DATA IN THIS EXERCISE
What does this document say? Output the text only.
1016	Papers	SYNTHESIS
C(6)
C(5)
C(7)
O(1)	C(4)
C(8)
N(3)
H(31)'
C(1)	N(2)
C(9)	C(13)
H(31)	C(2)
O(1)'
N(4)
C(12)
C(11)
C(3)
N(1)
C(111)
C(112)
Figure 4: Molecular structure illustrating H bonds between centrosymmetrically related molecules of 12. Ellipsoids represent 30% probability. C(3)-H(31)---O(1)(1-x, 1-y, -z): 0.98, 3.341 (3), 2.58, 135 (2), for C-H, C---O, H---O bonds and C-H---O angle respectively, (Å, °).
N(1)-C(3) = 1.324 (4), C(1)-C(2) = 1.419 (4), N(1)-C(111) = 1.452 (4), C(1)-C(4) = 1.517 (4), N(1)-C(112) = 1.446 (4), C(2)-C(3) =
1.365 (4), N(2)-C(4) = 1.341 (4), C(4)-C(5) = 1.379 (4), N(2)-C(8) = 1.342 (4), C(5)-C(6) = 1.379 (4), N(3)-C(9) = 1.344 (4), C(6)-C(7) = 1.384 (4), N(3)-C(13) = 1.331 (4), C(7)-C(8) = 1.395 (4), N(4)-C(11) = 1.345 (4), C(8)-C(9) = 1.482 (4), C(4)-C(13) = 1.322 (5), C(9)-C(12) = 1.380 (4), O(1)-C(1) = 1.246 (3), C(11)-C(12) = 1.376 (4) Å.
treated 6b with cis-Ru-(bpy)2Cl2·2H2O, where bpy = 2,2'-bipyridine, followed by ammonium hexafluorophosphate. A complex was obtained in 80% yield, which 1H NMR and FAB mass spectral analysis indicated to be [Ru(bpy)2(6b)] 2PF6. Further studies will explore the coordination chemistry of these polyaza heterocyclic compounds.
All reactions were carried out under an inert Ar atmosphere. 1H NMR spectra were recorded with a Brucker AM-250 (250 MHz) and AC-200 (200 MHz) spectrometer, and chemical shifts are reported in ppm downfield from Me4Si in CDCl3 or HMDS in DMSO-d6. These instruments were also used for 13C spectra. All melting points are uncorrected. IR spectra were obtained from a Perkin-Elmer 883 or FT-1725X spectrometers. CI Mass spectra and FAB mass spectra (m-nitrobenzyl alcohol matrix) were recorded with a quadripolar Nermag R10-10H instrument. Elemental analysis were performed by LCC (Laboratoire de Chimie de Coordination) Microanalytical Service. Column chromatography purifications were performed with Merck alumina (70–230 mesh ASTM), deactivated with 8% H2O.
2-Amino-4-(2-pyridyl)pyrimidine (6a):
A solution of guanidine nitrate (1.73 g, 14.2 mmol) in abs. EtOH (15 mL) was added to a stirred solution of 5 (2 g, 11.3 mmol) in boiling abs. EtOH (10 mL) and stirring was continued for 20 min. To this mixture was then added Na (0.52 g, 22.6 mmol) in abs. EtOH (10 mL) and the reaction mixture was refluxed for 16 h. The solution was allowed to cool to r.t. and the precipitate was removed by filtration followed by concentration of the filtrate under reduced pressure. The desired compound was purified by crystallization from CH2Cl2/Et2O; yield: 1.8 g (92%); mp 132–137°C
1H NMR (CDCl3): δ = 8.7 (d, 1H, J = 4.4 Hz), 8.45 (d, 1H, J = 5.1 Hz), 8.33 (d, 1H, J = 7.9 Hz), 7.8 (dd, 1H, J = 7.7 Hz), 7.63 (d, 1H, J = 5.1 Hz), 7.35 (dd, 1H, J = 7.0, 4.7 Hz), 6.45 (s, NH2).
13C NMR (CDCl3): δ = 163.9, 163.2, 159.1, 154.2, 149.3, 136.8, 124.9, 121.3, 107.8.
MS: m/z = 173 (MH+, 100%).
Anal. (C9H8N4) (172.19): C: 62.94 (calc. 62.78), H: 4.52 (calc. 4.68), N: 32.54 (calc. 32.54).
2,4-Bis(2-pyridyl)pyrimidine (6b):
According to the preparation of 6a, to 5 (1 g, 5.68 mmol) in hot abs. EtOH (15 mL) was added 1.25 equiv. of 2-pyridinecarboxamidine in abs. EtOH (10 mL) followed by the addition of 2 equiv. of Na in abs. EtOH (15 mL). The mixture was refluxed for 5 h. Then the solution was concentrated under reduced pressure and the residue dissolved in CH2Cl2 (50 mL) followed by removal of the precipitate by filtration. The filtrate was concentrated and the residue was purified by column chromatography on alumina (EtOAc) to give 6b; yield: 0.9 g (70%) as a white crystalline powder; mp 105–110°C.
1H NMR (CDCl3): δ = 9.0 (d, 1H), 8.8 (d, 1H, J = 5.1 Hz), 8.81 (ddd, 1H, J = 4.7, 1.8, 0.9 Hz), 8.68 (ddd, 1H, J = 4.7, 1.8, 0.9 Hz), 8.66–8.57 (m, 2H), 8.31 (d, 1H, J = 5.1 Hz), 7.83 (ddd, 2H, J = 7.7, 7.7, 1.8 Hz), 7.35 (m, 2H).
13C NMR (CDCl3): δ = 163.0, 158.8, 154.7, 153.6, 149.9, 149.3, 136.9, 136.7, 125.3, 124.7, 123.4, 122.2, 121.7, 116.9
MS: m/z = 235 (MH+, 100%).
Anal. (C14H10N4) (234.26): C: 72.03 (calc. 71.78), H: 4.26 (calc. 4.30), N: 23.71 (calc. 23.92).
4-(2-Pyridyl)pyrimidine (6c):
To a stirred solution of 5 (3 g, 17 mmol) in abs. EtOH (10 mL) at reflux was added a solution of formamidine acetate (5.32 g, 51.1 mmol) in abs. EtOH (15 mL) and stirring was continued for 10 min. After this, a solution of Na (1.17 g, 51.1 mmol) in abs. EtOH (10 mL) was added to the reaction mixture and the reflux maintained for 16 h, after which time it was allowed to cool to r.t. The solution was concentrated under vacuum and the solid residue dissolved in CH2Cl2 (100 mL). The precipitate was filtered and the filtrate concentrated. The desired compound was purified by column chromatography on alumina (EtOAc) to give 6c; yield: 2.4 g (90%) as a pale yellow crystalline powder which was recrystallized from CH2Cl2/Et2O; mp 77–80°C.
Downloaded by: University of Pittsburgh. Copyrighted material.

PROBLEM DESCRIPTION
Copy every line of the records word for word.

FINAL RESULT
What does this document say? Output the text only.
1016	Papers	SYNTHESIS
C(6)
C(5)
C(7)
O(1)	C(4)
C(8)
N(3)
H(31)'
C(1)	N(2)
C(9)	C(13)
H(31)	C(2)
O(1)'
N(4)
C(12)
C(11)
C(3)
N(1)
C(111)
C(112)
Figure 4: Molecular structure illustrating H bonds between centrosymmetrically related molecules of 12. Ellipsoids represent 30% probability. C(3)-H(31)---O(1)(1-x, 1-y, -z): 0.98, 3.341 (3), 2.58, 135 (2), for C-H, C---O, H---O bonds and C-H---O angle respectively, (Å, °).
N(1)-C(3) = 1.324 (4), C(1)-C(2) = 1.419 (4), N(1)-C(111) = 1.452 (4), C(1)-C(4) = 1.517 (4), N(1)-C(112) = 1.446 (4), C(2)-C(3) =
1.365 (4), N(2)-C(4) = 1.341 (4), C(4)-C(5) = 1.379 (4), N(2)-C(8) = 1.342 (4), C(5)-C(6) = 1.379 (4), N(3)-C(9) = 1.344 (4), C(6)-C(7) = 1.384 (4), N(3)-C(13) = 1.331 (4), C(7)-C(8) = 1.395 (4), N(4)-C(11) = 1.345 (4), C(8)-C(9) = 1.482 (4), C(4)-C(13) = 1.322 (5), C(9)-C(12) = 1.380 (4), O(1)-C(1) = 1.246 (3), C(11)-C(12) = 1.376 (4) Å.
treated 6b with cis-Ru-(bpy)2Cl2·2H2O, where bpy = 2,2'-bipyridine, followed by ammonium hexafluorophosphate. A complex was obtained in 80% yield, which 1H NMR and FAB mass spectral analysis indicated to be [Ru(bpy)2(6b)] 2PF6. Further studies will explore the coordination chemistry of these polyaza heterocyclic compounds.
All reactions were carried out under an inert Ar atmosphere. 1H NMR spectra were recorded with a Brucker AM-250 (250 MHz) and AC-200 (200 MHz) spectrometer, and chemical shifts are reported in ppm downfield from Me4Si in CDCl3 or HMDS in DMSO-d6. These instruments were also used for 13C spectra. All melting points are uncorrected. IR spectra were obtained from a Perkin-Elmer 883 or FT-1725X spectrometers. CI Mass spectra and FAB mass spectra (m-nitrobenzyl alcohol matrix) were recorded with a quadripolar Nermag R10-10H instrument. Elemental analysis were performed by LCC (Laboratoire de Chimie de Coordination) Microanalytical Service. Column chromatography purifications were performed with Merck alumina (70–230 mesh ASTM), deactivated with 8% H2O.
2-Amino-4-(2-pyridyl)pyrimidine (6a):
A solution of guanidine nitrate (1.73 g, 14.2 mmol) in abs. EtOH (15 mL) was added to a stirred solution of 5 (2 g, 11.3 mmol) in boiling abs. EtOH (10 mL) and stirring was continued for 20 min. To this mixture was then added Na (0.52 g, 22.6 mmol) in abs. EtOH (10 mL) and the reaction mixture was refluxed for 16 h. The solution was allowed to cool to r.t. and the precipitate was removed by filtration followed by concentration of the filtrate under reduced pressure. The desired compound was purified by crystallization from CH2Cl2/Et2O; yield: 1.8 g (92%); mp 132–137°C
1H NMR (CDCl3): δ = 8.7 (d, 1H, J = 4.4 Hz), 8.45 (d, 1H, J = 5.1 Hz), 8.33 (d, 1H, J = 7.9 Hz), 7.8 (dd, 1H, J = 7.7 Hz), 7.63 (d, 1H, J = 5.1 Hz), 7.35 (dd, 1H, J = 7.0, 4.7 Hz), 6.45 (s, NH2).
13C NMR (CDCl3): δ = 163.9, 163.2, 159.1, 154.2, 149.3, 136.8, 124.9, 121.3, 107.8.
MS: m/z = 173 (MH+, 100%).
Anal. (C9H8N4) (172.19): C: 62.94 (calc. 62.78), H: 4.52 (calc. 4.68), N: 32.54 (calc. 32.54).
2,4-Bis(2-pyridyl)pyrimidine (6b):
According to the preparation of 6a, to 5 (1 g, 5.68 mmol) in hot abs. EtOH (15 mL) was added 1.25 equiv. of 2-pyridinecarboxamidine in abs. EtOH (10 mL) followed by the addition of 2 equiv. of Na in abs. EtOH (15 mL). The mixture was refluxed for 5 h. Then the solution was concentrated under reduced pressure and the residue dissolved in CH2Cl2 (50 mL) followed by removal of the precipitate by filtration. The filtrate was concentrated and the residue was purified by column chromatography on alumina (EtOAc) to give 6b; yield: 0.9 g (70%) as a white crystalline powder; mp 105–110°C.
1H NMR (CDCl3): δ = 9.0 (d, 1H), 8.8 (d, 1H, J = 5.1 Hz), 8.81 (ddd, 1H, J = 4.7, 1.8, 0.9 Hz), 8.68 (ddd, 1H, J = 4.7, 1.8, 0.9 Hz), 8.66–8.57 (m, 2H), 8.31 (d, 1H, J = 5.1 Hz), 7.83 (ddd, 2H, J = 7.7, 7.7, 1.8 Hz), 7.35 (m, 2H).
13C NMR (CDCl3): δ = 163.0, 158.8, 154.7, 153.6, 149.9, 149.3, 136.9, 136.7, 125.3, 124.7, 123.4, 122.2, 121.7, 116.9
MS: m/z = 235 (MH+, 100%).
Anal. (C14H10N4) (234.26): C: 72.03 (calc. 71.78), H: 4.26 (calc. 4.30), N: 23.71 (calc. 23.92).
4-(2-Pyridyl)pyrimidine (6c):
To a stirred solution of 5 (3 g, 17 mmol) in abs. EtOH (10 mL) at reflux was added a solution of formamidine acetate (5.32 g, 51.1 mmol) in abs. EtOH (15 mL) and stirring was continued for 10 min. After this, a solution of Na (1.17 g, 51.1 mmol) in abs. EtOH (10 mL) was added to the reaction mixture and the reflux maintained for 16 h, after which time it was allowed to cool to r.t. The solution was concentrated under vacuum and the solid residue dissolved in CH2Cl2 (100 mL). The precipitate was filtered and the filtrate concentrated. The desired compound was purified by column chromatography on alumina (EtOAc) to give 6c; yield: 2.4 g (90%) as a pale yellow crystalline powder which was recrystallized from CH2Cl2/Et2O; mp 77–80°C.
Downloaded by: University of Pittsburgh. Copyrighted material.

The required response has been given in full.